§ **PROBLEM DESCRIPTION**:
Every entry that follows should be reproduced exactly.

>> START

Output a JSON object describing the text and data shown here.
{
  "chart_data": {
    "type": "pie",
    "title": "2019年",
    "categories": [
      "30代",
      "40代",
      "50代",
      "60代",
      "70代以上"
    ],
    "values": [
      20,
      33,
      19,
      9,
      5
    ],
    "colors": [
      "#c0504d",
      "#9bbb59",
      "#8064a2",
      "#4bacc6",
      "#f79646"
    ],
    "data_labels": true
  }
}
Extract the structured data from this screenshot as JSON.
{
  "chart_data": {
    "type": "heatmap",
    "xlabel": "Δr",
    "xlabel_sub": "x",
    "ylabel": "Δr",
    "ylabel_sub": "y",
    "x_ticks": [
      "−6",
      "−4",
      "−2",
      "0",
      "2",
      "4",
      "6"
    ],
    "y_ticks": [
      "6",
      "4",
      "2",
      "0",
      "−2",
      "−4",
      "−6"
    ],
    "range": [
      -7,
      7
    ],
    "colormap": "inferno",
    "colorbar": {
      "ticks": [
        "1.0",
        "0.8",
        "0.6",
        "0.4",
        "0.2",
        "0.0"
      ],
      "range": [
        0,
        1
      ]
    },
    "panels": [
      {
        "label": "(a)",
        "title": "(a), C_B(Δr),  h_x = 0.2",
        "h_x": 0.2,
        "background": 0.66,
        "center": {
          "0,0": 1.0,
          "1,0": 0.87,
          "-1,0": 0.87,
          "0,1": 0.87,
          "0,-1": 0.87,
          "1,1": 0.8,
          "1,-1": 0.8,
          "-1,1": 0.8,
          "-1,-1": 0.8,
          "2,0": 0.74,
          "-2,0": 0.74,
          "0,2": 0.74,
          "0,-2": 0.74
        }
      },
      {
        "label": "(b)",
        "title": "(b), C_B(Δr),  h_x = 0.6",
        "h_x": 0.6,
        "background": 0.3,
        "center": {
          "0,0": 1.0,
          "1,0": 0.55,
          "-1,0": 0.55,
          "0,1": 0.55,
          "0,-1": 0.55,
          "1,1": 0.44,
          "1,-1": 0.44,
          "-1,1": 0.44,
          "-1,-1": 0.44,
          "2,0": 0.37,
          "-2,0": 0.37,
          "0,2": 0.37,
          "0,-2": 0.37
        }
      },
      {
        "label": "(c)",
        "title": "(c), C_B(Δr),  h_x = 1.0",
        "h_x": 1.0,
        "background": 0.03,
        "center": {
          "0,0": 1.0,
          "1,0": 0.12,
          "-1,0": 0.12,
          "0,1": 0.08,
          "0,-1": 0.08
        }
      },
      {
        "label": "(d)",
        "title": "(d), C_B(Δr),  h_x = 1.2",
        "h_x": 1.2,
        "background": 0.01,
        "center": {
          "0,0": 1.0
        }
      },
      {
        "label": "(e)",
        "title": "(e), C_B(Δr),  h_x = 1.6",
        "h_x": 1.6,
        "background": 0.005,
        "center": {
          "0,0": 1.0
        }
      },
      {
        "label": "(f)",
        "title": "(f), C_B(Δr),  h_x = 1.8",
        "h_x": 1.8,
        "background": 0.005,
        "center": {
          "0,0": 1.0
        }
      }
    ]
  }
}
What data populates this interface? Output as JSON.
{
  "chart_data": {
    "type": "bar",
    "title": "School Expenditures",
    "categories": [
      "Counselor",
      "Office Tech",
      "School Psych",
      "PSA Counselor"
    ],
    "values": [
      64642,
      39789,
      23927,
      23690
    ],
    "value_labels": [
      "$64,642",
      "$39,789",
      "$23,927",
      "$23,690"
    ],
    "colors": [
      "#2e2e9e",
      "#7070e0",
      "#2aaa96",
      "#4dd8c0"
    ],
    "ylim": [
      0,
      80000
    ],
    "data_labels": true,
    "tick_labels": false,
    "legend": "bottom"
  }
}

>> END

§ **EXERCISE OUTPUT**:
Output a JSON object describing the text and data shown here.
{
  "chart_data": {
    "type": "pie",
    "title": "2019年",
    "categories": [
      "30代",
      "40代",
      "50代",
      "60代",
      "70代以上"
    ],
    "values": [
      20,
      33,
      19,
      9,
      5
    ],
    "colors": [
      "#c0504d",
      "#9bbb59",
      "#8064a2",
      "#4bacc6",
      "#f79646"
    ],
    "data_labels": true
  }
}
Extract the structured data from this screenshot as JSON.
{
  "chart_data": {
    "type": "heatmap",
    "xlabel": "Δr",
    "xlabel_sub": "x",
    "ylabel": "Δr",
    "ylabel_sub": "y",
    "x_ticks": [
      "−6",
      "−4",
      "−2",
      "0",
      "2",
      "4",
      "6"
    ],
    "y_ticks": [
      "6",
      "4",
      "2",
      "0",
      "−2",
      "−4",
      "−6"
    ],
    "range": [
      -7,
      7
    ],
    "colormap": "inferno",
    "colorbar": {
      "ticks": [
        "1.0",
        "0.8",
        "0.6",
        "0.4",
        "0.2",
        "0.0"
      ],
      "range": [
        0,
        1
      ]
    },
    "panels": [
      {
        "label": "(a)",
        "title": "(a), C_B(Δr),  h_x = 0.2",
        "h_x": 0.2,
        "background": 0.66,
        "center": {
          "0,0": 1.0,
          "1,0": 0.87,
          "-1,0": 0.87,
          "0,1": 0.87,
          "0,-1": 0.87,
          "1,1": 0.8,
          "1,-1": 0.8,
          "-1,1": 0.8,
          "-1,-1": 0.8,
          "2,0": 0.74,
          "-2,0": 0.74,
          "0,2": 0.74,
          "0,-2": 0.74
        }
      },
      {
        "label": "(b)",
        "title": "(b), C_B(Δr),  h_x = 0.6",
        "h_x": 0.6,
        "background": 0.3,
        "center": {
          "0,0": 1.0,
          "1,0": 0.55,
          "-1,0": 0.55,
          "0,1": 0.55,
          "0,-1": 0.55,
          "1,1": 0.44,
          "1,-1": 0.44,
          "-1,1": 0.44,
          "-1,-1": 0.44,
          "2,0": 0.37,
          "-2,0": 0.37,
          "0,2": 0.37,
          "0,-2": 0.37
        }
      },
      {
        "label": "(c)",
        "title": "(c), C_B(Δr),  h_x = 1.0",
        "h_x": 1.0,
        "background": 0.03,
        "center": {
          "0,0": 1.0,
          "1,0": 0.12,
          "-1,0": 0.12,
          "0,1": 0.08,
          "0,-1": 0.08
        }
      },
      {
        "label": "(d)",
        "title": "(d), C_B(Δr),  h_x = 1.2",
        "h_x": 1.2,
        "background": 0.01,
        "center": {
          "0,0": 1.0
        }
      },
      {
        "label": "(e)",
        "title": "(e), C_B(Δr),  h_x = 1.6",
        "h_x": 1.6,
        "background": 0.005,
        "center": {
          "0,0": 1.0
        }
      },
      {
        "label": "(f)",
        "title": "(f), C_B(Δr),  h_x = 1.8",
        "h_x": 1.8,
        "background": 0.005,
        "center": {
          "0,0": 1.0
        }
      }
    ]
  }
}
What data populates this interface? Output as JSON.
{
  "chart_data": {
    "type": "bar",
    "title": "School Expenditures",
    "categories": [
      "Counselor",
      "Office Tech",
      "School Psych",
      "PSA Counselor"
    ],
    "values": [
      64642,
      39789,
      23927,
      23690
    ],
    "value_labels": [
      "$64,642",
      "$39,789",
      "$23,927",
      "$23,690"
    ],
    "colors": [
      "#2e2e9e",
      "#7070e0",
      "#2aaa96",
      "#4dd8c0"
    ],
    "ylim": [
      0,
      80000
    ],
    "data_labels": true,
    "tick_labels": false,
    "legend": "bottom"
  }
}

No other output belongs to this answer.